Working data:
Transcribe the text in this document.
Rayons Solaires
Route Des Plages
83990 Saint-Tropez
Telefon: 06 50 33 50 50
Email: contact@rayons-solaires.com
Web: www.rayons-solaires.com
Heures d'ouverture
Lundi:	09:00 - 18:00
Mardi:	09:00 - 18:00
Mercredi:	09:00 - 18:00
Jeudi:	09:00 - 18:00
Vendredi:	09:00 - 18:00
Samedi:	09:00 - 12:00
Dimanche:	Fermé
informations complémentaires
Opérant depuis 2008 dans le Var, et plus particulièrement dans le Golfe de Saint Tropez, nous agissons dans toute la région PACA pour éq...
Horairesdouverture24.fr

What is required: Tell how many lines in the material above include the word "Tropez", giving the number only.

Answer to the task: 2